**REQUEST**
Repeat all entries exactly.

[Dataset excerpts]
□ □ □ □

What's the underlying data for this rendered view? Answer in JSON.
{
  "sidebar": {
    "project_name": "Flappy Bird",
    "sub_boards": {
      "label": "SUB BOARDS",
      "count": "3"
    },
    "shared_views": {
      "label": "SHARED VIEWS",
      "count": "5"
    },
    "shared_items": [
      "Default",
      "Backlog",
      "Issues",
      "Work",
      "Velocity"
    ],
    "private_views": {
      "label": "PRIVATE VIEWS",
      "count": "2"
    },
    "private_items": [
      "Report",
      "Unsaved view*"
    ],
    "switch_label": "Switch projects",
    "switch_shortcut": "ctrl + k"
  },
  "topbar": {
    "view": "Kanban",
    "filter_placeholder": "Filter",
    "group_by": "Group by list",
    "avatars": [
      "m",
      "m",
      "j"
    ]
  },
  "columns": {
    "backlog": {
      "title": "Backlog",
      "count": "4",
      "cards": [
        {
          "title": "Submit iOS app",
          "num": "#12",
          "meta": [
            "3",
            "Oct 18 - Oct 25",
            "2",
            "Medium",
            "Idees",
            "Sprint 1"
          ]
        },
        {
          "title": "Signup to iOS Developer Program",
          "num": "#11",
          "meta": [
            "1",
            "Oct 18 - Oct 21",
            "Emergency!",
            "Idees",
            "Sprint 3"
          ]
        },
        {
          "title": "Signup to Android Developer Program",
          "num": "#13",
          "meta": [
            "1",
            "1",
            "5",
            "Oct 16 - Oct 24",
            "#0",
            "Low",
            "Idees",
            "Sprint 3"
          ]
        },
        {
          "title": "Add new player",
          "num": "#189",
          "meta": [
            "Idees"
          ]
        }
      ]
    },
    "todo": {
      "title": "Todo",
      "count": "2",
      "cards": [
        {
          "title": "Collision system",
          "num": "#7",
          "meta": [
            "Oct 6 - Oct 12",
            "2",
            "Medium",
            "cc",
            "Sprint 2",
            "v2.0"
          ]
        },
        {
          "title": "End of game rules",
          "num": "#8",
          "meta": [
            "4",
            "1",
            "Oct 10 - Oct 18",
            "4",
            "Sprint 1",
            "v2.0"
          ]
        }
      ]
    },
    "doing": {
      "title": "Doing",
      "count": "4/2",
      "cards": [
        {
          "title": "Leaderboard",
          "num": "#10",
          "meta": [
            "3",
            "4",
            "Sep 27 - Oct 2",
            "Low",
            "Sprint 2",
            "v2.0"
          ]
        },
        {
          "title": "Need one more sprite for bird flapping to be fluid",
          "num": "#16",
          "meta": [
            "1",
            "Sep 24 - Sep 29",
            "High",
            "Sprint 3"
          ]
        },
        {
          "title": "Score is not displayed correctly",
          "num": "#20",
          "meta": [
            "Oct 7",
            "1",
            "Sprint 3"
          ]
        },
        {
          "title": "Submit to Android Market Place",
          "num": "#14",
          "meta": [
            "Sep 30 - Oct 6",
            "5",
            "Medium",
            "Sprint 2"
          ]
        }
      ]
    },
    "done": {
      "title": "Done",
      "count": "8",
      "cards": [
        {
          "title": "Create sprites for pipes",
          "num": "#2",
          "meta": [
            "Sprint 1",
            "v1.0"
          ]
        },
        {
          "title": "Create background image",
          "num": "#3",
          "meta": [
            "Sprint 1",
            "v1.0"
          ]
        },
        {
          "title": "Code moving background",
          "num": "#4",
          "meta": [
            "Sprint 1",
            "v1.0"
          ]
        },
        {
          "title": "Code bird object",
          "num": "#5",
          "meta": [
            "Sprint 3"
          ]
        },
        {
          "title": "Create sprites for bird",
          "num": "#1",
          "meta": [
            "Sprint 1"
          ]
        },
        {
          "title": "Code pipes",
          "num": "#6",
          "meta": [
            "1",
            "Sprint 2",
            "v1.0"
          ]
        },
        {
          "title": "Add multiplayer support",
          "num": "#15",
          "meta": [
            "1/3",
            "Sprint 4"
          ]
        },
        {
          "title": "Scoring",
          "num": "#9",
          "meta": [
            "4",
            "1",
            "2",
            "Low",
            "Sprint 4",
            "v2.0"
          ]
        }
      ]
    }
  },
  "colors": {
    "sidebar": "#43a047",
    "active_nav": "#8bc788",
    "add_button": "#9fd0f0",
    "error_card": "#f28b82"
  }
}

□ □ □ □

**FULL RESPONSE**
What's the underlying data for this rendered view? Answer in JSON.
{
  "sidebar": {
    "project_name": "Flappy Bird",
    "sub_boards": {
      "label": "SUB BOARDS",
      "count": "3"
    },
    "shared_views": {
      "label": "SHARED VIEWS",
      "count": "5"
    },
    "shared_items": [
      "Default",
      "Backlog",
      "Issues",
      "Work",
      "Velocity"
    ],
    "private_views": {
      "label": "PRIVATE VIEWS",
      "count": "2"
    },
    "private_items": [
      "Report",
      "Unsaved view*"
    ],
    "switch_label": "Switch projects",
    "switch_shortcut": "ctrl + k"
  },
  "topbar": {
    "view": "Kanban",
    "filter_placeholder": "Filter",
    "group_by": "Group by list",
    "avatars": [
      "m",
      "m",
      "j"
    ]
  },
  "columns": {
    "backlog": {
      "title": "Backlog",
      "count": "4",
      "cards": [
        {
          "title": "Submit iOS app",
          "num": "#12",
          "meta": [
            "3",
            "Oct 18 - Oct 25",
            "2",
            "Medium",
            "Idees",
            "Sprint 1"
          ]
        },
        {
          "title": "Signup to iOS Developer Program",
          "num": "#11",
          "meta": [
            "1",
            "Oct 18 - Oct 21",
            "Emergency!",
            "Idees",
            "Sprint 3"
          ]
        },
        {
          "title": "Signup to Android Developer Program",
          "num": "#13",
          "meta": [
            "1",
            "1",
            "5",
            "Oct 16 - Oct 24",
            "#0",
            "Low",
            "Idees",
            "Sprint 3"
          ]
        },
        {
          "title": "Add new player",
          "num": "#189",
          "meta": [
            "Idees"
          ]
        }
      ]
    },
    "todo": {
      "title": "Todo",
      "count": "2",
      "cards": [
        {
          "title": "Collision system",
          "num": "#7",
          "meta": [
            "Oct 6 - Oct 12",
            "2",
            "Medium",
            "cc",
            "Sprint 2",
            "v2.0"
          ]
        },
        {
          "title": "End of game rules",
          "num": "#8",
          "meta": [
            "4",
            "1",
            "Oct 10 - Oct 18",
            "4",
            "Sprint 1",
            "v2.0"
          ]
        }
      ]
    },
    "doing": {
      "title": "Doing",
      "count": "4/2",
      "cards": [
        {
          "title": "Leaderboard",
          "num": "#10",
          "meta": [
            "3",
            "4",
            "Sep 27 - Oct 2",
            "Low",
            "Sprint 2",
            "v2.0"
          ]
        },
        {
          "title": "Need one more sprite for bird flapping to be fluid",
          "num": "#16",
          "meta": [
            "1",
            "Sep 24 - Sep 29",
            "High",
            "Sprint 3"
          ]
        },
        {
          "title": "Score is not displayed correctly",
          "num": "#20",
          "meta": [
            "Oct 7",
            "1",
            "Sprint 3"
          ]
        },
        {
          "title": "Submit to Android Market Place",
          "num": "#14",
          "meta": [
            "Sep 30 - Oct 6",
            "5",
            "Medium",
            "Sprint 2"
          ]
        }
      ]
    },
    "done": {
      "title": "Done",
      "count": "8",
      "cards": [
        {
          "title": "Create sprites for pipes",
          "num": "#2",
          "meta": [
            "Sprint 1",
            "v1.0"
          ]
        },
        {
          "title": "Create background image",
          "num": "#3",
          "meta": [
            "Sprint 1",
            "v1.0"
          ]
        },
        {
          "title": "Code moving background",
          "num": "#4",
          "meta": [
            "Sprint 1",
            "v1.0"
          ]
        },
        {
          "title": "Code bird object",
          "num": "#5",
          "meta": [
            "Sprint 3"
          ]
        },
        {
          "title": "Create sprites for bird",
          "num": "#1",
          "meta": [
            "Sprint 1"
          ]
        },
        {
          "title": "Code pipes",
          "num": "#6",
          "meta": [
            "1",
            "Sprint 2",
            "v1.0"
          ]
        },
        {
          "title": "Add multiplayer support",
          "num": "#15",
          "meta": [
            "1/3",
            "Sprint 4"
          ]
        },
        {
          "title": "Scoring",
          "num": "#9",
          "meta": [
            "4",
            "1",
            "2",
            "Low",
            "Sprint 4",
            "v2.0"
          ]
        }
      ]
    }
  },
  "colors": {
    "sidebar": "#43a047",
    "active_nav": "#8bc788",
    "add_button": "#9fd0f0",
    "error_card": "#f28b82"
  }
}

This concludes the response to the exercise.